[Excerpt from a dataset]

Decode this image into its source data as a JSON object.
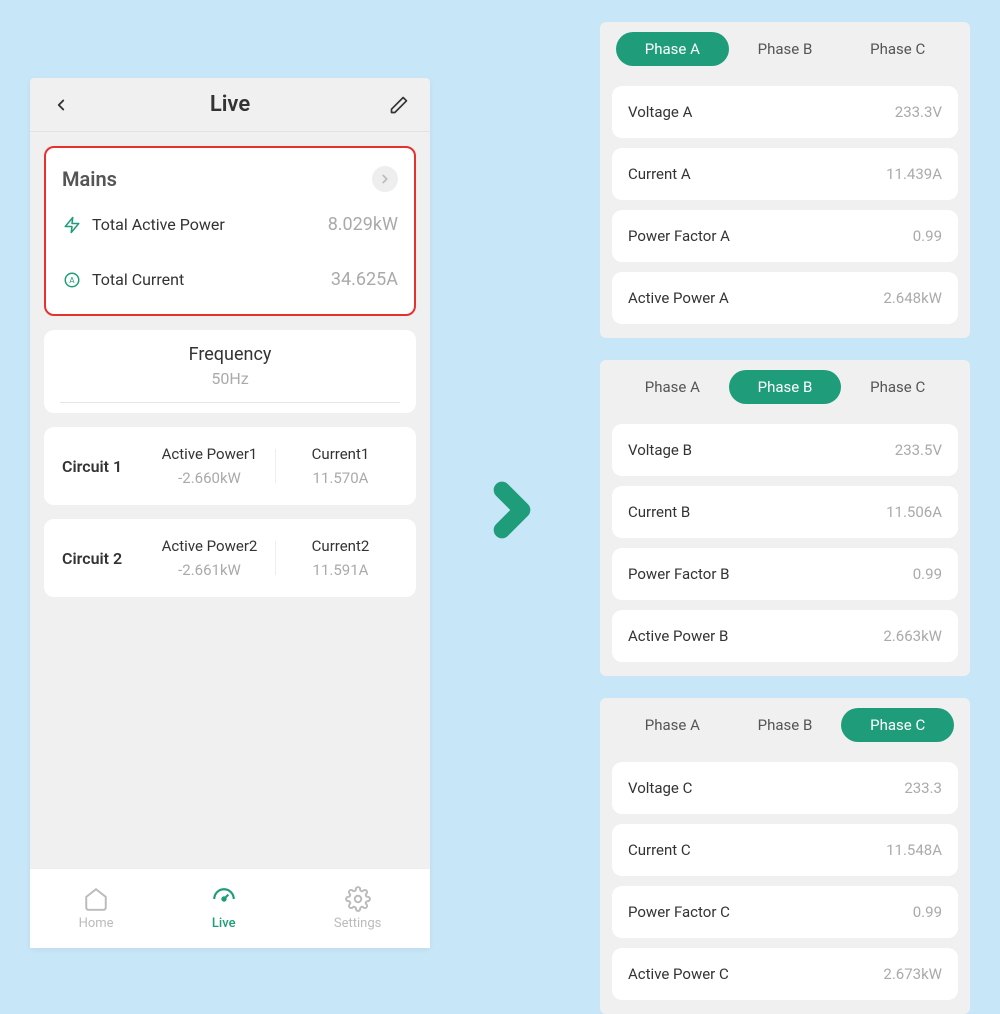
{
  "header": {
    "title": "Live"
  },
  "mains": {
    "title": "Mains",
    "active_power_label": "Total Active Power",
    "active_power_value": "8.029kW",
    "current_label": "Total Current",
    "current_value": "34.625A"
  },
  "frequency": {
    "label": "Frequency",
    "value": "50Hz"
  },
  "circuits": [
    {
      "name": "Circuit 1",
      "ap_label": "Active Power1",
      "ap_value": "-2.660kW",
      "c_label": "Current1",
      "c_value": "11.570A"
    },
    {
      "name": "Circuit 2",
      "ap_label": "Active Power2",
      "ap_value": "-2.661kW",
      "c_label": "Current2",
      "c_value": "11.591A"
    }
  ],
  "nav": {
    "home": "Home",
    "live": "Live",
    "settings": "Settings"
  },
  "phases": [
    {
      "tabs": [
        "Phase A",
        "Phase B",
        "Phase C"
      ],
      "active": 0,
      "rows": [
        {
          "label": "Voltage A",
          "value": "233.3V"
        },
        {
          "label": "Current A",
          "value": "11.439A"
        },
        {
          "label": "Power Factor A",
          "value": "0.99"
        },
        {
          "label": "Active Power A",
          "value": "2.648kW"
        }
      ]
    },
    {
      "tabs": [
        "Phase A",
        "Phase B",
        "Phase C"
      ],
      "active": 1,
      "rows": [
        {
          "label": "Voltage B",
          "value": "233.5V"
        },
        {
          "label": "Current B",
          "value": "11.506A"
        },
        {
          "label": "Power Factor B",
          "value": "0.99"
        },
        {
          "label": "Active Power B",
          "value": "2.663kW"
        }
      ]
    },
    {
      "tabs": [
        "Phase A",
        "Phase B",
        "Phase C"
      ],
      "active": 2,
      "rows": [
        {
          "label": "Voltage C",
          "value": "233.3"
        },
        {
          "label": "Current C",
          "value": "11.548A"
        },
        {
          "label": "Power Factor C",
          "value": "0.99"
        },
        {
          "label": "Active Power C",
          "value": "2.673kW"
        }
      ]
    }
  ]
}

→ Problem to work on
Without the pictures, transcribe the listing above exactly.

→ Written response
Decode this image into its source data as a JSON object.
{
  "header": {
    "title": "Live"
  },
  "mains": {
    "title": "Mains",
    "active_power_label": "Total Active Power",
    "active_power_value": "8.029kW",
    "current_label": "Total Current",
    "current_value": "34.625A"
  },
  "frequency": {
    "label": "Frequency",
    "value": "50Hz"
  },
  "circuits": [
    {
      "name": "Circuit 1",
      "ap_label": "Active Power1",
      "ap_value": "-2.660kW",
      "c_label": "Current1",
      "c_value": "11.570A"
    },
    {
      "name": "Circuit 2",
      "ap_label": "Active Power2",
      "ap_value": "-2.661kW",
      "c_label": "Current2",
      "c_value": "11.591A"
    }
  ],
  "nav": {
    "home": "Home",
    "live": "Live",
    "settings": "Settings"
  },
  "phases": [
    {
      "tabs": [
        "Phase A",
        "Phase B",
        "Phase C"
      ],
      "active": 0,
      "rows": [
        {
          "label": "Voltage A",
          "value": "233.3V"
        },
        {
          "label": "Current A",
          "value": "11.439A"
        },
        {
          "label": "Power Factor A",
          "value": "0.99"
        },
        {
          "label": "Active Power A",
          "value": "2.648kW"
        }
      ]
    },
    {
      "tabs": [
        "Phase A",
        "Phase B",
        "Phase C"
      ],
      "active": 1,
      "rows": [
        {
          "label": "Voltage B",
          "value": "233.5V"
        },
        {
          "label": "Current B",
          "value": "11.506A"
        },
        {
          "label": "Power Factor B",
          "value": "0.99"
        },
        {
          "label": "Active Power B",
          "value": "2.663kW"
        }
      ]
    },
    {
      "tabs": [
        "Phase A",
        "Phase B",
        "Phase C"
      ],
      "active": 2,
      "rows": [
        {
          "label": "Voltage C",
          "value": "233.3"
        },
        {
          "label": "Current C",
          "value": "11.548A"
        },
        {
          "label": "Power Factor C",
          "value": "0.99"
        },
        {
          "label": "Active Power C",
          "value": "2.673kW"
        }
      ]
    }
  ]
}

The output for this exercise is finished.